• EXERCISE BRIEF: Extract every line of the material that holds the string "data".

• Stored entries:
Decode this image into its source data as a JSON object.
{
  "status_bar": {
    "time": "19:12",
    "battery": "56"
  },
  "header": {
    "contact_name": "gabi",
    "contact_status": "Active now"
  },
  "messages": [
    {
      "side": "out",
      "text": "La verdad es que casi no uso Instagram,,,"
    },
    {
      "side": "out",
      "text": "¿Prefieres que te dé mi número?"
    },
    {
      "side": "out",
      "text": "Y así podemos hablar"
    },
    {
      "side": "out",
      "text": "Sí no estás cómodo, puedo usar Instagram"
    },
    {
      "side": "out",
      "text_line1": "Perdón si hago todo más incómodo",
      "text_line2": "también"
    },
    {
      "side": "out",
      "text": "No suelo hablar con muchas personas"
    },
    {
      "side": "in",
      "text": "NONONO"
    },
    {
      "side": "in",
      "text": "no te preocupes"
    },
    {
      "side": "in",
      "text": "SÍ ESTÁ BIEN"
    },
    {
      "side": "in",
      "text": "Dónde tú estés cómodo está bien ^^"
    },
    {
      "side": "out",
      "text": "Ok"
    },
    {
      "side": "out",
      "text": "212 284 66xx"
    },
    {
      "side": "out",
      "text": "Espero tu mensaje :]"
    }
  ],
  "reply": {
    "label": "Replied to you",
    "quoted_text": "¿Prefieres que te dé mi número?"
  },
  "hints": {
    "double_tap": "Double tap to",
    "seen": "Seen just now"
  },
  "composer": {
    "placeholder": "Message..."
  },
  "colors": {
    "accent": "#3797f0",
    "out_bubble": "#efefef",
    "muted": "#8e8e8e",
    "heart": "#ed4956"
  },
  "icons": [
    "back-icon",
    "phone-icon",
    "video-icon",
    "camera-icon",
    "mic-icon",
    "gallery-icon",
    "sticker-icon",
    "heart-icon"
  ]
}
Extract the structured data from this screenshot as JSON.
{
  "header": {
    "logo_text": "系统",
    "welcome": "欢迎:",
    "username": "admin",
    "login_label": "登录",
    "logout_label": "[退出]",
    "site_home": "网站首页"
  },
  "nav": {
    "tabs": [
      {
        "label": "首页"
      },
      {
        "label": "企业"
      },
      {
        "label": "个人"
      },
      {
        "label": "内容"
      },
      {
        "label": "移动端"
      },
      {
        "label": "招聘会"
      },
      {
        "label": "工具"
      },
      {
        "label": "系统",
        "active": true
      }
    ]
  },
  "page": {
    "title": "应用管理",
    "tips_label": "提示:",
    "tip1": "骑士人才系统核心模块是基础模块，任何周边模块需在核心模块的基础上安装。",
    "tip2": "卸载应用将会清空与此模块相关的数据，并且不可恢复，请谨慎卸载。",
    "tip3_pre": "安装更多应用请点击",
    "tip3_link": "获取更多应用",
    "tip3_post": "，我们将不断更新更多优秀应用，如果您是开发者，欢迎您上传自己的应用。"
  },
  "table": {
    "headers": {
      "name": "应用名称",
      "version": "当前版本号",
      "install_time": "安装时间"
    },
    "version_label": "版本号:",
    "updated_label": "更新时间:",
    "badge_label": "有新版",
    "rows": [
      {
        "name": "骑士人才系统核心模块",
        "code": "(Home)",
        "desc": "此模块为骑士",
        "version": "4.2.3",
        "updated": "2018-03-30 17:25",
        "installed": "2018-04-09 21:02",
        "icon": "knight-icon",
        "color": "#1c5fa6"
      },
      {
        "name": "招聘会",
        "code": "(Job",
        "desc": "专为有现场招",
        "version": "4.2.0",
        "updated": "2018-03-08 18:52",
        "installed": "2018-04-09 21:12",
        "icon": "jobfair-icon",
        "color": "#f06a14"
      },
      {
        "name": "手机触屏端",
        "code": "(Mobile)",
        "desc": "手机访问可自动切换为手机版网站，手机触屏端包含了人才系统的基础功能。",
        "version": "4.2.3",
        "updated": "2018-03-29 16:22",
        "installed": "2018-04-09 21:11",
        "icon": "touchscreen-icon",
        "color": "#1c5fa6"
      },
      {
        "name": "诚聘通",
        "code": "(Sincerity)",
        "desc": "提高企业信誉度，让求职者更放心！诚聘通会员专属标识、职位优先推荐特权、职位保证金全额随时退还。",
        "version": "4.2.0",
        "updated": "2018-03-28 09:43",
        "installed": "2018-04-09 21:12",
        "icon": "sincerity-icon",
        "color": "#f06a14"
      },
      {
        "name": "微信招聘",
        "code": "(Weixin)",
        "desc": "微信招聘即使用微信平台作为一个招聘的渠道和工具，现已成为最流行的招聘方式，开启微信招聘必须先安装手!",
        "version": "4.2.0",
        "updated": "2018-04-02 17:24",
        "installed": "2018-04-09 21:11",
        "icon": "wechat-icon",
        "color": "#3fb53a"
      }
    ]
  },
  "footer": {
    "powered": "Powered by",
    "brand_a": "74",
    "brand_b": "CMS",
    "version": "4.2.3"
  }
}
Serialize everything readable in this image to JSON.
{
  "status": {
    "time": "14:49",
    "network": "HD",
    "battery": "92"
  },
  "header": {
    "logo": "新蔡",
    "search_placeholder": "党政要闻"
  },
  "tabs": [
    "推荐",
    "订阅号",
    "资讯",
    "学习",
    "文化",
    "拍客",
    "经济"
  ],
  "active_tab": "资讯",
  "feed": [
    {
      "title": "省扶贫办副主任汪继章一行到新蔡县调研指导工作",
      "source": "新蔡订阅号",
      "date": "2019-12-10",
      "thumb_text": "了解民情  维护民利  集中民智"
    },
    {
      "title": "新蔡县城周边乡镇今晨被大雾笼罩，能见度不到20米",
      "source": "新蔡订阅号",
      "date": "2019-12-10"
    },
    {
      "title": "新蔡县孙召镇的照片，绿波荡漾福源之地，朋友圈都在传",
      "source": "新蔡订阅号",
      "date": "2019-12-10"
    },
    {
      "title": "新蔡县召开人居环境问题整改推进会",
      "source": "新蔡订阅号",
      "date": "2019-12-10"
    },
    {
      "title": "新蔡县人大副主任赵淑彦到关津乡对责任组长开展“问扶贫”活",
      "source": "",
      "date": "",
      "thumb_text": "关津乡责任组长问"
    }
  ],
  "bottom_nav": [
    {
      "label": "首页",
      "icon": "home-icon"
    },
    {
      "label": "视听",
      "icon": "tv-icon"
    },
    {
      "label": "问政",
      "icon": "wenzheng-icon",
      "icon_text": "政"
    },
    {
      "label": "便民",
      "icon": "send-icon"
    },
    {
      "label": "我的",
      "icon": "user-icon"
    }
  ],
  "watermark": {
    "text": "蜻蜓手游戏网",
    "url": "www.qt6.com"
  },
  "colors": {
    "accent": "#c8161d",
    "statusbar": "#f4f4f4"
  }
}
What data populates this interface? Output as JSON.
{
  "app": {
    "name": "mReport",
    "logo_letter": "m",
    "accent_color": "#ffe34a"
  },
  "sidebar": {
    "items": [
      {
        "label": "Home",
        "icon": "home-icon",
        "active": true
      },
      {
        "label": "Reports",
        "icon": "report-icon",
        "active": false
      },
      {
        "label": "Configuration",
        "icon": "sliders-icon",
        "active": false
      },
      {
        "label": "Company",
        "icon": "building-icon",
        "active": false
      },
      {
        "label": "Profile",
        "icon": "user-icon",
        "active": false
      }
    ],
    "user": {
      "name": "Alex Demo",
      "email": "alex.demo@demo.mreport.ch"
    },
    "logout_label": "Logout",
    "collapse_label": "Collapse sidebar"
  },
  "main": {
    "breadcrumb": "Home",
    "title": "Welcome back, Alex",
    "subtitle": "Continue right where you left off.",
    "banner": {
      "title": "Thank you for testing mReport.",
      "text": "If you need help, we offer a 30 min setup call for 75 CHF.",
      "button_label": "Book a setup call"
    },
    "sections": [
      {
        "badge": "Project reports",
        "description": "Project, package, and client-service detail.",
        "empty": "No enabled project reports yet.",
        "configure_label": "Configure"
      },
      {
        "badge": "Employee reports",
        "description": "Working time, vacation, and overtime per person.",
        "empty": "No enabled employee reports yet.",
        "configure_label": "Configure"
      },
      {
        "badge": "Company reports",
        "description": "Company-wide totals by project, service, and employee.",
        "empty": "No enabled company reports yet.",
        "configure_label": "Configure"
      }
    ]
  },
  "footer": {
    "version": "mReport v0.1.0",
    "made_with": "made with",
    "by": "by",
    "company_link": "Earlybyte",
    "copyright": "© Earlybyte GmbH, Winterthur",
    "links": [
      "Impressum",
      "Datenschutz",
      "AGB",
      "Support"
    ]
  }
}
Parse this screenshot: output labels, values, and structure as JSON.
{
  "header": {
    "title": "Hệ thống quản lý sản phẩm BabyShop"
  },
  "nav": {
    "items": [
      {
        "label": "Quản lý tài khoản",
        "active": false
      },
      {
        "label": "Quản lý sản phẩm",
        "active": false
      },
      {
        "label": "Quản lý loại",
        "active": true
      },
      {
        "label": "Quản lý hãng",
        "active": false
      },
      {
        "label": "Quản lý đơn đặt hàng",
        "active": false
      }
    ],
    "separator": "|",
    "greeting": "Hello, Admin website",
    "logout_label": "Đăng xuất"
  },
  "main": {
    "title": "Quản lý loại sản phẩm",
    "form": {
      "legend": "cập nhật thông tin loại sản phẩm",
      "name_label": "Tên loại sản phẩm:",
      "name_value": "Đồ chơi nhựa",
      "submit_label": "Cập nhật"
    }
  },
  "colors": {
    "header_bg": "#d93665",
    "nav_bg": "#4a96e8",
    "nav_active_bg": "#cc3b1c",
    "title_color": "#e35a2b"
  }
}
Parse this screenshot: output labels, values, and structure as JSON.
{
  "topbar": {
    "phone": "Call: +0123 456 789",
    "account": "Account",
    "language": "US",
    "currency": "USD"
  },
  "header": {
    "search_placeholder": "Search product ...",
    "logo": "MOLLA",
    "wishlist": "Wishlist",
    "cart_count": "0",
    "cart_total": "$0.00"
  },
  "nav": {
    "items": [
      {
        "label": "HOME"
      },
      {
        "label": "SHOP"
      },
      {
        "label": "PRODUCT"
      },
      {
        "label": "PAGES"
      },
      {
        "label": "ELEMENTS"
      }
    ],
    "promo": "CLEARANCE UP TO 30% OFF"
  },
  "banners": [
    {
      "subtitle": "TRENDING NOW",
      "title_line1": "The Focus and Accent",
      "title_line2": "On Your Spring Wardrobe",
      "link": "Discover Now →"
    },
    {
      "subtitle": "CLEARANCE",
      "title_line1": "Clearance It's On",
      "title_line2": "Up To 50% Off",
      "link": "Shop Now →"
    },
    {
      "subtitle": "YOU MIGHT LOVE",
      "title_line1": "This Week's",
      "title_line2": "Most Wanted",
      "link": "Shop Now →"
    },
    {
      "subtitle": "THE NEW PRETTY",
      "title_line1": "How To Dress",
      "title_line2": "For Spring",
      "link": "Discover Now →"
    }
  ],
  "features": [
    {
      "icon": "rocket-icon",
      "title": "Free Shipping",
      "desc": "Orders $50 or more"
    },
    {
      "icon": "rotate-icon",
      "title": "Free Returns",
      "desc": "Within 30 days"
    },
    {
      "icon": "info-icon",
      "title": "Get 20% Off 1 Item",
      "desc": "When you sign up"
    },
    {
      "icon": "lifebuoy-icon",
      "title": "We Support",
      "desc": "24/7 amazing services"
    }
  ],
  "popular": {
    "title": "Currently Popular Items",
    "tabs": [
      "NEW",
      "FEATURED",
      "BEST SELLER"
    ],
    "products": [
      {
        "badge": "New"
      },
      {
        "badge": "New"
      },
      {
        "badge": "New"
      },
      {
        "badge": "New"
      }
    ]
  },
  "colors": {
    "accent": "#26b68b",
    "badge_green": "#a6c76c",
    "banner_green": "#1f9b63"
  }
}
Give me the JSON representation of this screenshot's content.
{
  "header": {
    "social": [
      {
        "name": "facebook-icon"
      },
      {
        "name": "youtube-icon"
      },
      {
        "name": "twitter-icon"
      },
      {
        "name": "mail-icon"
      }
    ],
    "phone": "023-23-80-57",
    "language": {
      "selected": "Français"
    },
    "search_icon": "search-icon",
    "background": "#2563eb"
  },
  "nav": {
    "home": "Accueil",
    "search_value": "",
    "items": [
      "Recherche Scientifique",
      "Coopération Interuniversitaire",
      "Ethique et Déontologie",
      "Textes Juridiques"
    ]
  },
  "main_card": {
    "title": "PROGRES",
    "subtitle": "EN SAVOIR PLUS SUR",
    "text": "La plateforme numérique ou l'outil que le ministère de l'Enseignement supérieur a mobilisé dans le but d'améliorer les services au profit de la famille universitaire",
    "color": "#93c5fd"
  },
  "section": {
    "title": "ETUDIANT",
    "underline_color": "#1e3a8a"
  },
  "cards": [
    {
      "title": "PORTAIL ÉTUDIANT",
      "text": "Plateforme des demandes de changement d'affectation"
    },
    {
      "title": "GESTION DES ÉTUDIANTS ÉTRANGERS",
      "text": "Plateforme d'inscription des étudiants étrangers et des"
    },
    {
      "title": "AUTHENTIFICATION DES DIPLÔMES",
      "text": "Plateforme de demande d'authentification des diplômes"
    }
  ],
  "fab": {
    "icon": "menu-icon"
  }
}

• RESULT:
Decode this image into its source data as a JSON object.
Extract the structured data from this screenshot as JSON.
What data populates this interface? Output as JSON.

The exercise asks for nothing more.